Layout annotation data
§ §
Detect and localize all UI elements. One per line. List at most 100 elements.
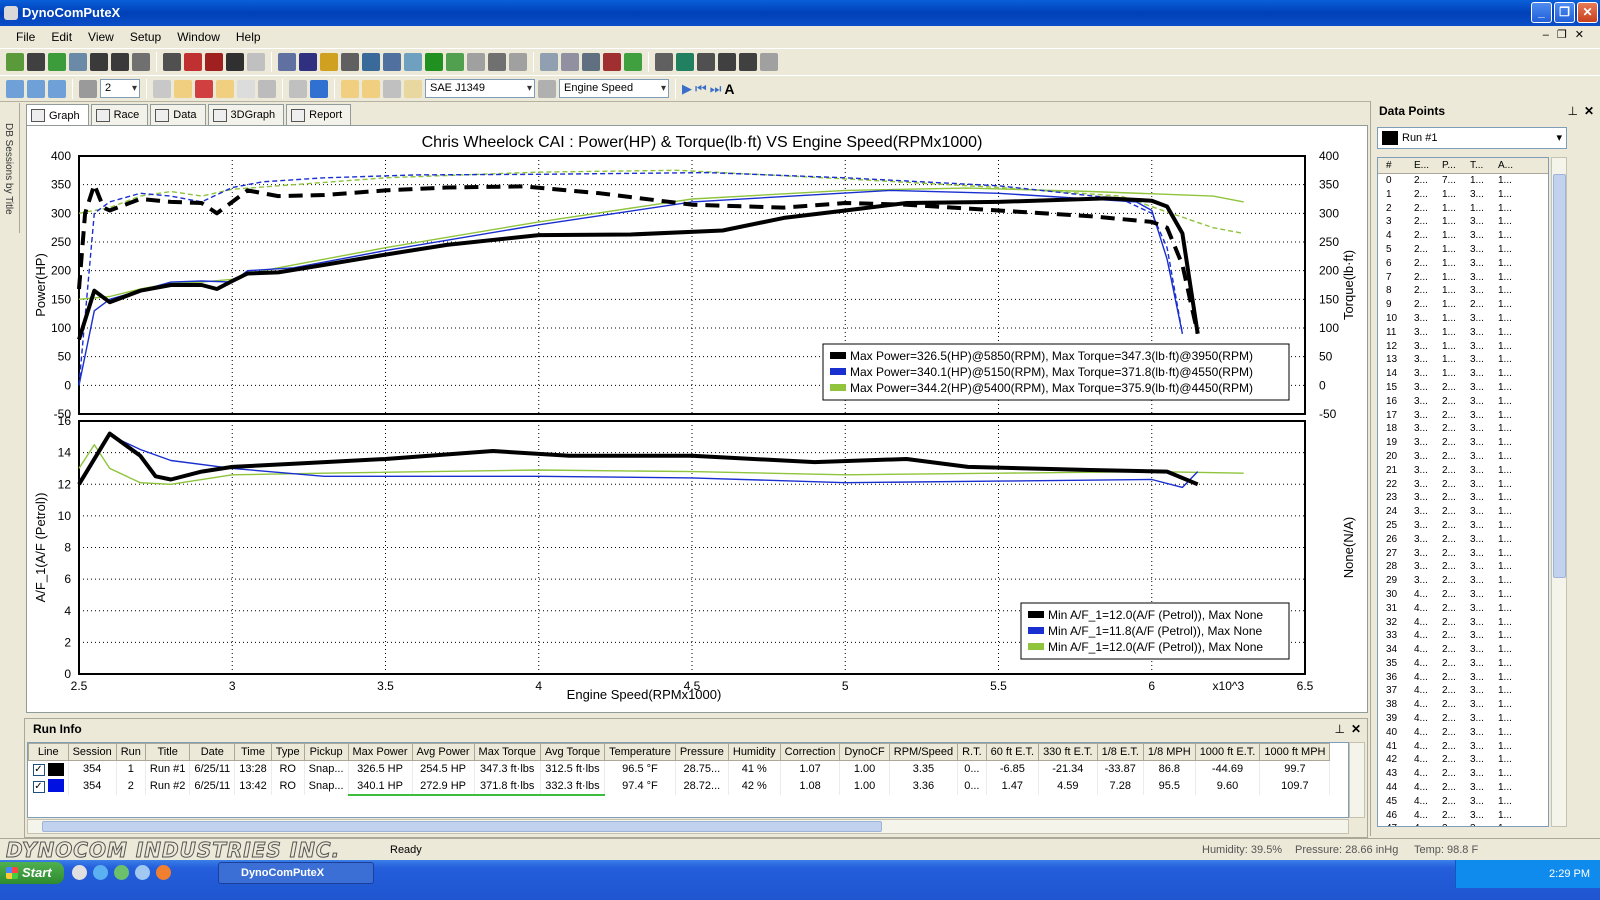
- export-icon[interactable]: [383, 79, 401, 98]
- table-row[interactable]: 10 3... 1... 3... 1...: [1378, 312, 1548, 326]
- table-row[interactable]: 21 3... 2... 3... 1...: [1378, 464, 1548, 478]
- table-row[interactable]: 34 4... 2... 3... 1...: [1378, 643, 1548, 657]
- checkbox[interactable]: ✓: [32, 763, 45, 776]
- table-row[interactable]: 24 3... 2... 3... 1...: [1378, 505, 1548, 519]
- run-info-table[interactable]: Line Session Run Title Date Time Type Pickup Max…: [27, 742, 1349, 818]
- toolbar-tool-icon[interactable]: [718, 53, 736, 71]
- toolbar-tool-icon[interactable]: [624, 53, 642, 71]
- column-header[interactable]: 330 ft E.T.: [1038, 743, 1098, 761]
- toolbar-tool-icon[interactable]: [226, 53, 244, 71]
- table-row[interactable]: 3 2... 1... 3... 1...: [1378, 215, 1548, 229]
- minimize-button[interactable]: _: [1531, 2, 1552, 23]
- column-header[interactable]: 1000 ft MPH: [1259, 743, 1331, 761]
- toolbar-tool-icon[interactable]: [247, 53, 265, 71]
- table-row[interactable]: 8 2... 1... 3... 1...: [1378, 284, 1548, 298]
- tab-graph[interactable]: Graph: [26, 104, 89, 126]
- menu-view[interactable]: View: [80, 30, 122, 44]
- checkbox[interactable]: ✓: [32, 780, 45, 793]
- column-header[interactable]: 1000 ft E.T.: [1194, 743, 1261, 761]
- table-row[interactable]: 41 4... 2... 3... 1...: [1378, 740, 1548, 754]
- toolbar-tool-icon[interactable]: [27, 53, 45, 71]
- column-header[interactable]: Session: [67, 743, 117, 761]
- tab-data[interactable]: Data: [150, 104, 206, 125]
- page-icon[interactable]: [341, 79, 359, 98]
- zoom-level-combo[interactable]: 2: [100, 79, 140, 98]
- toolbar-tool-icon[interactable]: [362, 53, 380, 71]
- zoom-in-icon[interactable]: [6, 79, 24, 98]
- pointer-icon[interactable]: [237, 79, 255, 98]
- column-header[interactable]: 1/8 MPH: [1142, 743, 1196, 761]
- zoom-out-icon[interactable]: [27, 79, 45, 98]
- mail-icon[interactable]: [72, 865, 87, 880]
- firefox-icon[interactable]: [156, 865, 171, 880]
- table-row[interactable]: 29 3... 2... 3... 1...: [1378, 574, 1548, 588]
- toolbar-tool-icon[interactable]: [488, 53, 506, 71]
- table-row[interactable]: 39 4... 2... 3... 1...: [1378, 712, 1548, 726]
- toolbar-tool-icon[interactable]: [341, 53, 359, 71]
- table-row[interactable]: 20 3... 2... 3... 1...: [1378, 450, 1548, 464]
- pin-icon[interactable]: ⊥: [1335, 719, 1345, 739]
- data-points-table[interactable]: # E... P... T... A... 0 2... 7... 1... 1... 1 2... 1…: [1377, 157, 1549, 827]
- zoom-fit-icon[interactable]: [48, 79, 66, 98]
- column-header[interactable]: DynoCF: [839, 743, 890, 761]
- desktop-icon[interactable]: [114, 865, 129, 880]
- toolbar-tool-icon[interactable]: [6, 53, 24, 71]
- table-row[interactable]: 6 2... 1... 3... 1...: [1378, 257, 1548, 271]
- toolbar-tool-icon[interactable]: [446, 53, 464, 71]
- table-row[interactable]: 22 3... 2... 3... 1...: [1378, 478, 1548, 492]
- toolbar-tool-icon[interactable]: [582, 53, 600, 71]
- table-row[interactable]: 35 4... 2... 3... 1...: [1378, 657, 1548, 671]
- tab-race[interactable]: Race: [90, 104, 149, 125]
- restore-button[interactable]: ❐: [1554, 2, 1575, 23]
- axis-icon[interactable]: [289, 79, 307, 98]
- table-row[interactable]: 46 4... 2... 3... 1...: [1378, 809, 1548, 823]
- column-header[interactable]: Max Torque: [473, 743, 541, 761]
- run-info-hscroll[interactable]: [27, 819, 1349, 834]
- color-icon[interactable]: [195, 79, 213, 98]
- align-icon[interactable]: [258, 79, 276, 98]
- grid-icon[interactable]: [79, 79, 97, 98]
- column-header[interactable]: Avg Power: [411, 743, 475, 761]
- toolbar-tool-icon[interactable]: [540, 53, 558, 71]
- dyno-chart[interactable]: Chris Wheelock CAI : Power(HP) & Torque(…: [27, 126, 1367, 712]
- column-header[interactable]: Pressure: [674, 743, 729, 761]
- toolbar-tool-icon[interactable]: [383, 53, 401, 71]
- table-row[interactable]: 11 3... 1... 3... 1...: [1378, 326, 1548, 340]
- close-icon[interactable]: ✕: [1351, 719, 1361, 739]
- toolbar-tool-icon[interactable]: [205, 53, 223, 71]
- menu-file[interactable]: File: [8, 30, 43, 44]
- table-row[interactable]: 26 3... 2... 3... 1...: [1378, 533, 1548, 547]
- run-select[interactable]: Run #1: [1377, 127, 1567, 149]
- table-row[interactable]: 15 3... 2... 3... 1...: [1378, 381, 1548, 395]
- table-row[interactable]: 12 3... 1... 3... 1...: [1378, 340, 1548, 354]
- tab-3dgraph[interactable]: 3DGraph: [207, 104, 285, 125]
- menu-help[interactable]: Help: [228, 30, 269, 44]
- toolbar-tool-icon[interactable]: [184, 53, 202, 71]
- toolbar-tool-icon[interactable]: [69, 53, 87, 71]
- column-header[interactable]: Title: [144, 743, 191, 761]
- first-icon[interactable]: ⏮: [695, 81, 707, 97]
- table-row[interactable]: 18 3... 2... 3... 1...: [1378, 422, 1548, 436]
- column-header[interactable]: R.T.: [957, 743, 987, 761]
- column-header[interactable]: Line: [28, 743, 69, 761]
- table-row[interactable]: 4 2... 1... 3... 1...: [1378, 229, 1548, 243]
- xaxis-combo[interactable]: Engine Speed: [559, 79, 669, 98]
- column-header[interactable]: Avg Torque: [539, 743, 606, 761]
- columns-icon[interactable]: [362, 79, 380, 98]
- column-header[interactable]: RPM/Speed: [888, 743, 959, 761]
- column-header[interactable]: Pickup: [303, 743, 349, 761]
- media-icon[interactable]: [135, 865, 150, 880]
- column-header[interactable]: Time: [234, 743, 272, 761]
- crosshair-icon[interactable]: [153, 79, 171, 98]
- correction-combo[interactable]: SAE J1349: [425, 79, 535, 98]
- table-row[interactable]: ✓ 354 2 Run #2 6/25/11 13:42 RO Snap... 340.1 H…: [28, 777, 1331, 796]
- table-row[interactable]: 36 4... 2... 3... 1...: [1378, 671, 1548, 685]
- toolbar-tool-icon[interactable]: [320, 53, 338, 71]
- table-row[interactable]: 19 3... 2... 3... 1...: [1378, 436, 1548, 450]
- toolbar-tool-icon[interactable]: [697, 53, 715, 71]
- column-header[interactable]: 1/8 E.T.: [1096, 743, 1144, 761]
- table-row[interactable]: 45 4... 2... 3... 1...: [1378, 795, 1548, 809]
- menu-edit[interactable]: Edit: [43, 30, 80, 44]
- table-row[interactable]: 42 4... 2... 3... 1...: [1378, 753, 1548, 767]
- toolbar-tool-icon[interactable]: [655, 53, 673, 71]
§ §
• WHAT TO PRODUCE: Rewrite all of the items above with "table-row" replaced by "grid-row" and everything else left unchanged. Leave the pictures out of your version.

• WRITTEN RESPONSE:
Detect and localize all UI elements. One per line. List at most 100 elements.
- export-icon[interactable]: [383, 79, 401, 98]
- grid-row[interactable]: 10 3... 1... 3... 1...: [1378, 312, 1548, 326]
- grid-row[interactable]: 21 3... 2... 3... 1...: [1378, 464, 1548, 478]
- grid-row[interactable]: 34 4... 2... 3... 1...: [1378, 643, 1548, 657]
- checkbox[interactable]: ✓: [32, 763, 45, 776]
- grid-row[interactable]: 24 3... 2... 3... 1...: [1378, 505, 1548, 519]
- run-info-table[interactable]: Line Session Run Title Date Time Type Pickup Max…: [27, 742, 1349, 818]
- toolbar-tool-icon[interactable]: [718, 53, 736, 71]
- toolbar-tool-icon[interactable]: [624, 53, 642, 71]
- column-header[interactable]: 330 ft E.T.: [1038, 743, 1098, 761]
- toolbar-tool-icon[interactable]: [226, 53, 244, 71]
- grid-row[interactable]: 3 2... 1... 3... 1...: [1378, 215, 1548, 229]
- minimize-button[interactable]: _: [1531, 2, 1552, 23]
- column-header[interactable]: 1000 ft MPH: [1259, 743, 1331, 761]
- toolbar-tool-icon[interactable]: [247, 53, 265, 71]
- grid-row[interactable]: 8 2... 1... 3... 1...: [1378, 284, 1548, 298]
- tab-graph[interactable]: Graph: [26, 104, 89, 126]
- menu-view[interactable]: View: [80, 30, 122, 44]
- checkbox[interactable]: ✓: [32, 780, 45, 793]
- column-header[interactable]: 1000 ft E.T.: [1194, 743, 1261, 761]
- grid-row[interactable]: 41 4... 2... 3... 1...: [1378, 740, 1548, 754]
- toolbar-tool-icon[interactable]: [27, 53, 45, 71]
- column-header[interactable]: Session: [67, 743, 117, 761]
- tab-data[interactable]: Data: [150, 104, 206, 125]
- page-icon[interactable]: [341, 79, 359, 98]
- zoom-level-combo[interactable]: 2: [100, 79, 140, 98]
- toolbar-tool-icon[interactable]: [362, 53, 380, 71]
- zoom-in-icon[interactable]: [6, 79, 24, 98]
- pointer-icon[interactable]: [237, 79, 255, 98]
- column-header[interactable]: 1/8 MPH: [1142, 743, 1196, 761]
- zoom-out-icon[interactable]: [27, 79, 45, 98]
- mail-icon[interactable]: [72, 865, 87, 880]
- firefox-icon[interactable]: [156, 865, 171, 880]
- grid-row[interactable]: 29 3... 2... 3... 1...: [1378, 574, 1548, 588]
- toolbar-tool-icon[interactable]: [488, 53, 506, 71]
- grid-row[interactable]: 39 4... 2... 3... 1...: [1378, 712, 1548, 726]
- toolbar-tool-icon[interactable]: [341, 53, 359, 71]
- grid-row[interactable]: 20 3... 2... 3... 1...: [1378, 450, 1548, 464]
- pin-icon[interactable]: ⊥: [1335, 719, 1345, 739]
- data-points-table[interactable]: # E... P... T... A... 0 2... 7... 1... 1... 1 2... 1…: [1377, 157, 1549, 827]
- zoom-fit-icon[interactable]: [48, 79, 66, 98]
- column-header[interactable]: DynoCF: [839, 743, 890, 761]
- desktop-icon[interactable]: [114, 865, 129, 880]
- toolbar-tool-icon[interactable]: [6, 53, 24, 71]
- grid-row[interactable]: 6 2... 1... 3... 1...: [1378, 257, 1548, 271]
- toolbar-tool-icon[interactable]: [446, 53, 464, 71]
- grid-row[interactable]: 22 3... 2... 3... 1...: [1378, 478, 1548, 492]
- toolbar-tool-icon[interactable]: [582, 53, 600, 71]
- grid-row[interactable]: 35 4... 2... 3... 1...: [1378, 657, 1548, 671]
- tab-race[interactable]: Race: [90, 104, 149, 125]
- restore-button[interactable]: ❐: [1554, 2, 1575, 23]
- axis-icon[interactable]: [289, 79, 307, 98]
- grid-row[interactable]: 46 4... 2... 3... 1...: [1378, 809, 1548, 823]
- column-header[interactable]: Max Torque: [473, 743, 541, 761]
- run-info-hscroll[interactable]: [27, 819, 1349, 834]
- color-icon[interactable]: [195, 79, 213, 98]
- align-icon[interactable]: [258, 79, 276, 98]
- grid-icon[interactable]: [79, 79, 97, 98]
- column-header[interactable]: Avg Power: [411, 743, 475, 761]
- toolbar-tool-icon[interactable]: [540, 53, 558, 71]
- dyno-chart[interactable]: Chris Wheelock CAI : Power(HP) & Torque(…: [27, 126, 1367, 712]
- column-header[interactable]: Pressure: [674, 743, 729, 761]
- toolbar-tool-icon[interactable]: [383, 53, 401, 71]
- grid-row[interactable]: 11 3... 1... 3... 1...: [1378, 326, 1548, 340]
- close-icon[interactable]: ✕: [1351, 719, 1361, 739]
- toolbar-tool-icon[interactable]: [205, 53, 223, 71]
- menu-file[interactable]: File: [8, 30, 43, 44]
- grid-row[interactable]: 26 3... 2... 3... 1...: [1378, 533, 1548, 547]
- run-select[interactable]: Run #1: [1377, 127, 1567, 149]
- grid-row[interactable]: 15 3... 2... 3... 1...: [1378, 381, 1548, 395]
- grid-row[interactable]: 12 3... 1... 3... 1...: [1378, 340, 1548, 354]
- tab-3dgraph[interactable]: 3DGraph: [207, 104, 285, 125]
- menu-help[interactable]: Help: [228, 30, 269, 44]
- toolbar-tool-icon[interactable]: [184, 53, 202, 71]
- toolbar-tool-icon[interactable]: [69, 53, 87, 71]
- column-header[interactable]: Title: [144, 743, 191, 761]
- first-icon[interactable]: ⏮: [695, 81, 707, 97]
- grid-row[interactable]: 18 3... 2... 3... 1...: [1378, 422, 1548, 436]
- column-header[interactable]: R.T.: [957, 743, 987, 761]
- column-header[interactable]: Line: [28, 743, 69, 761]
- grid-row[interactable]: 4 2... 1... 3... 1...: [1378, 229, 1548, 243]
- xaxis-combo[interactable]: Engine Speed: [559, 79, 669, 98]
- column-header[interactable]: Avg Torque: [539, 743, 606, 761]
- columns-icon[interactable]: [362, 79, 380, 98]
- column-header[interactable]: RPM/Speed: [888, 743, 959, 761]
- column-header[interactable]: Pickup: [303, 743, 349, 761]
- media-icon[interactable]: [135, 865, 150, 880]
- column-header[interactable]: Time: [234, 743, 272, 761]
- crosshair-icon[interactable]: [153, 79, 171, 98]
- correction-combo[interactable]: SAE J1349: [425, 79, 535, 98]
- grid-row[interactable]: ✓ 354 2 Run #2 6/25/11 13:42 RO Snap... 340.1 H…: [28, 777, 1331, 796]
- grid-row[interactable]: 36 4... 2... 3... 1...: [1378, 671, 1548, 685]
- toolbar-tool-icon[interactable]: [320, 53, 338, 71]
- grid-row[interactable]: 19 3... 2... 3... 1...: [1378, 436, 1548, 450]
- toolbar-tool-icon[interactable]: [697, 53, 715, 71]
- column-header[interactable]: 1/8 E.T.: [1096, 743, 1144, 761]
- grid-row[interactable]: 45 4... 2... 3... 1...: [1378, 795, 1548, 809]
- menu-edit[interactable]: Edit: [43, 30, 80, 44]
- grid-row[interactable]: 42 4... 2... 3... 1...: [1378, 753, 1548, 767]
- toolbar-tool-icon[interactable]: [655, 53, 673, 71]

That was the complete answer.